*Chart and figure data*
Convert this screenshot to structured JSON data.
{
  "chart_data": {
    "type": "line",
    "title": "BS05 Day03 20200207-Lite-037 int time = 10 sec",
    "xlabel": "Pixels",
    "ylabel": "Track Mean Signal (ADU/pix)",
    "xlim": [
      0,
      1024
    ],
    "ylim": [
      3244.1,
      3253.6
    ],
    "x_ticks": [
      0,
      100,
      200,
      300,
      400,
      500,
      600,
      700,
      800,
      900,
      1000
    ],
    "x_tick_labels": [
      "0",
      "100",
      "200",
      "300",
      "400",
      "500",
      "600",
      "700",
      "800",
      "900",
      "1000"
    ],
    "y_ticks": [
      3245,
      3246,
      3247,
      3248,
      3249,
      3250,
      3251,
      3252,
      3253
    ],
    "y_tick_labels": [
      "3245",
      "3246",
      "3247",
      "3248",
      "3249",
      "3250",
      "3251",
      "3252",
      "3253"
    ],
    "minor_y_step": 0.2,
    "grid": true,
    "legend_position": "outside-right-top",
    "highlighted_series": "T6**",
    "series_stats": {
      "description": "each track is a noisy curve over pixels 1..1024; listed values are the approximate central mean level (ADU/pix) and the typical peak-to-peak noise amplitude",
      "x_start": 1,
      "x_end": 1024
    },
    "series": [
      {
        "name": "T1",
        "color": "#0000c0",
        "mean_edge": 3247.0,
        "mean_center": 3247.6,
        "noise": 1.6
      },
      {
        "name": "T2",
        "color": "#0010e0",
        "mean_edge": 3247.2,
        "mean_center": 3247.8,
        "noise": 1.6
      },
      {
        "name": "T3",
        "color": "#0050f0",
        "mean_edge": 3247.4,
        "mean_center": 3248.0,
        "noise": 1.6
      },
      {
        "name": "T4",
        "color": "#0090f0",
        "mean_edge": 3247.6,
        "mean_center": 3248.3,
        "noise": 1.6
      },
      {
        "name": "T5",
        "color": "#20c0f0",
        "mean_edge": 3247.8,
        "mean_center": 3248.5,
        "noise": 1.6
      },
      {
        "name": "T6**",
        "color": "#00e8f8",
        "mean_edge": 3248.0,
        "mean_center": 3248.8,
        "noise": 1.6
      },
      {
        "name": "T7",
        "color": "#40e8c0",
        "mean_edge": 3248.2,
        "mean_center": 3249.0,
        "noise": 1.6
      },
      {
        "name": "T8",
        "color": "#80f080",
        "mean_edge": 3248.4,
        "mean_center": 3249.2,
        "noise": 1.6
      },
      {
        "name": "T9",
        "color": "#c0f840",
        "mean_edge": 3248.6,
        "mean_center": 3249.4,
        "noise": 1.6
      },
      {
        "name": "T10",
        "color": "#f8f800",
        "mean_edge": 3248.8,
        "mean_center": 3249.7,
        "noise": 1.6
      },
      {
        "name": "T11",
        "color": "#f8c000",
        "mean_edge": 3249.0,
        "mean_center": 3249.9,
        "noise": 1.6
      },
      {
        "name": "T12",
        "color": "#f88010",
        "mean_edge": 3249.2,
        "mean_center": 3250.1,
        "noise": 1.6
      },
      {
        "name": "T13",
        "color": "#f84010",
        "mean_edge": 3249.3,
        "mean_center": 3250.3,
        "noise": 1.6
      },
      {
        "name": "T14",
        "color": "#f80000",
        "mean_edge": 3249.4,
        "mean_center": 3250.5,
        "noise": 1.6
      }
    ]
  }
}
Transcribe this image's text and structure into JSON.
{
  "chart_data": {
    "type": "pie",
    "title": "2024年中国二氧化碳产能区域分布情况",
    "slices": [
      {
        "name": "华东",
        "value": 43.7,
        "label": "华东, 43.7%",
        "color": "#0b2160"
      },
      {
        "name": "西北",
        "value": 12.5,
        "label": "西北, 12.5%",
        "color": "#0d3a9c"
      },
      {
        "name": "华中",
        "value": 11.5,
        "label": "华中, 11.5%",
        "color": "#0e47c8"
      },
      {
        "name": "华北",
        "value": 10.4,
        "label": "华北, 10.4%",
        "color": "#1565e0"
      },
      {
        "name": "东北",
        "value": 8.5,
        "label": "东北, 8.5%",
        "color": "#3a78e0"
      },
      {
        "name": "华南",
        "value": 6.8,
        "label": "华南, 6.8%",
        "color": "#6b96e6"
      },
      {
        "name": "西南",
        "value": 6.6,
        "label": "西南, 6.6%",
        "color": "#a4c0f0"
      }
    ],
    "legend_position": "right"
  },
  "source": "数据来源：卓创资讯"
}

*Objective*
Check each line of the data above for the string "this", then report how many lines have it, with no other words.

*Solved exercise*
2